PROBLEM TO WORK ON
Repeat each line of the material exactly.

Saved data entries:
>> Begin

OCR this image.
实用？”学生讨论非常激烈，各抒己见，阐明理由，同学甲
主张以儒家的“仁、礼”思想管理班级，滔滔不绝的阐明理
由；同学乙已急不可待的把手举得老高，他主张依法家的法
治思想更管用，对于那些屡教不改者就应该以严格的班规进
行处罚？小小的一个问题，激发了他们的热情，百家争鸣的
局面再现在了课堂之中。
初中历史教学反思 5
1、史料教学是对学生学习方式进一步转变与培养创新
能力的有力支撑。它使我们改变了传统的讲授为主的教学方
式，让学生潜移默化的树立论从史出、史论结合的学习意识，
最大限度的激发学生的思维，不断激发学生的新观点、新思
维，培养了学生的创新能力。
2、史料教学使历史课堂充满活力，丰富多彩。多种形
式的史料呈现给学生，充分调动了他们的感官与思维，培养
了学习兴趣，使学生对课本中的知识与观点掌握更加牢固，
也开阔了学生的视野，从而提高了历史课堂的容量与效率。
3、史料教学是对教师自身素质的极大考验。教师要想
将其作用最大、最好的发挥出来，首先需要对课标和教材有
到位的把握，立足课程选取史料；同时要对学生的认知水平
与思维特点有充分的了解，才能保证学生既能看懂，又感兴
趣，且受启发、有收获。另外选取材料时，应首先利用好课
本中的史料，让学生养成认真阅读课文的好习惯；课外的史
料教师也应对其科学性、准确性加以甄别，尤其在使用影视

>> End

SOLUTION
OCR this image.
实用？”学生讨论非常激烈，各抒己见，阐明理由，同学甲
主张以儒家的“仁、礼”思想管理班级，滔滔不绝的阐明理
由；同学乙已急不可待的把手举得老高，他主张依法家的法
治思想更管用，对于那些屡教不改者就应该以严格的班规进
行处罚？小小的一个问题，激发了他们的热情，百家争鸣的
局面再现在了课堂之中。
初中历史教学反思 5
1、史料教学是对学生学习方式进一步转变与培养创新
能力的有力支撑。它使我们改变了传统的讲授为主的教学方
式，让学生潜移默化的树立论从史出、史论结合的学习意识，
最大限度的激发学生的思维，不断激发学生的新观点、新思
维，培养了学生的创新能力。
2、史料教学使历史课堂充满活力，丰富多彩。多种形
式的史料呈现给学生，充分调动了他们的感官与思维，培养
了学习兴趣，使学生对课本中的知识与观点掌握更加牢固，
也开阔了学生的视野，从而提高了历史课堂的容量与效率。
3、史料教学是对教师自身素质的极大考验。教师要想
将其作用最大、最好的发挥出来，首先需要对课标和教材有
到位的把握，立足课程选取史料；同时要对学生的认知水平
与思维特点有充分的了解，才能保证学生既能看懂，又感兴
趣，且受启发、有收获。另外选取材料时，应首先利用好课
本中的史料，让学生养成认真阅读课文的好习惯；课外的史
料教师也应对其科学性、准确性加以甄别，尤其在使用影视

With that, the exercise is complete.